* [GOAL]: Rewrite the passage on real-life inspirations for literary works, starting at "When she did" and ending at "in sinister legend.", and change "housemaids" to "servants".

William Shakespeare included witches in Macbeth to please a king who was obsessed with the occult.

It was not uncommon for people to believe in witchcraft in William Shakespeare’s time—and that included King James VI of Scotland. Believing witches had formed a conspiracy against him, James authorized witch hunts and ignited a Renaissance-era satanic panic that saw thousands of Scots, most of them women, executed for supposedly practicing black magic.

In 1603, James VI of Scotland became King James I of England and Ireland. Once in London, he became a patron of Shakespeare’s theater company. Eager to please his new king, the bard included the occult as a plot device in Macbeth, with three witches making a prophecy that inspires the title character and his wife to go on a gruesome killing spree.

After Macbeth’sdebut, rumors spread that the play had been cursed by a real coven of witches. Cast and crew members had a number of accidents over the years, and even today, it is considered bad luck for an actor to say the name “Macbeth” in a theater outside of a live performance. Instead, it’s often simply called “The Scottish Play.”[7]

3 Lady Susan

Jane Austen may have based the main character in Lady Susan on a neighbor who beat, imprisoned, and starved her children.

In Lady Susan, Austen’s title character is a beautiful middle-aged widow who is both charming and manipulative. Lady Susan has no love for her shy and sensible daughter, Frederica, and is trying to marry her off to a wealthy man as soon as possible so she can find a husband of her own who is even richer.

Austen is thought to have based the character of Lady Susan on a Mrs. Craven, the grandmother of her childhood neighbors. In her day, this real-life woman was beautiful and charming in public but had a “tyrannical temper” in private, often beating and starving her children.

When she did give them food, it was usually something inedible, so the housemaids often snuck them bread and cheese. The children were prisoners in their own home, and several of her daughters eloped with strangers as a means of escape. Her last daughter, however, was able to marry well and went on to raise children of her own, who told stories about “the cruel Mrs. Craven” to their friend, Jane Austen.[8]

2 The Hound of the Baskervilles

Sir Arthur Conan Doyle’s The Hound of the Baskervilles is based on a real person whose story is shrouded in sinister legend.

* [EXTRACTED ENTRIES]:
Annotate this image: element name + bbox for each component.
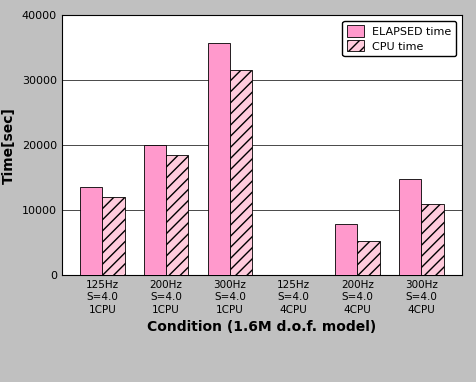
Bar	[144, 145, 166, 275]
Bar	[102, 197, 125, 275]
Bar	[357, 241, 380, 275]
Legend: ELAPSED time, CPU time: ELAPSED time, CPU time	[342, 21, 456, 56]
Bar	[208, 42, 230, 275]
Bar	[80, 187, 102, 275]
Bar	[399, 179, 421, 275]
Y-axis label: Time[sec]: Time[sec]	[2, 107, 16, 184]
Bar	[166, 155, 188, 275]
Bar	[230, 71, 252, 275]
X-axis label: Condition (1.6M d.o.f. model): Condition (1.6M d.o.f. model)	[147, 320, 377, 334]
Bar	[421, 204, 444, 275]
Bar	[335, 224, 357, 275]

* [EXERCISE SOLUTION]:
When she did give them food, it was usually something inedible, so the servants often snuck them bread and cheese. The children were prisoners in their own home, and several of her daughters eloped with strangers as a means of escape. Her last daughter, however, was able to marry well and went on to raise children of her own, who told stories about “the cruel Mrs. Craven” to their friend, Jane Austen.[8]

2 The Hound of the Baskervilles

Sir Arthur Conan Doyle’s The Hound of the Baskervilles is based on a real person whose story is shrouded in sinister legend.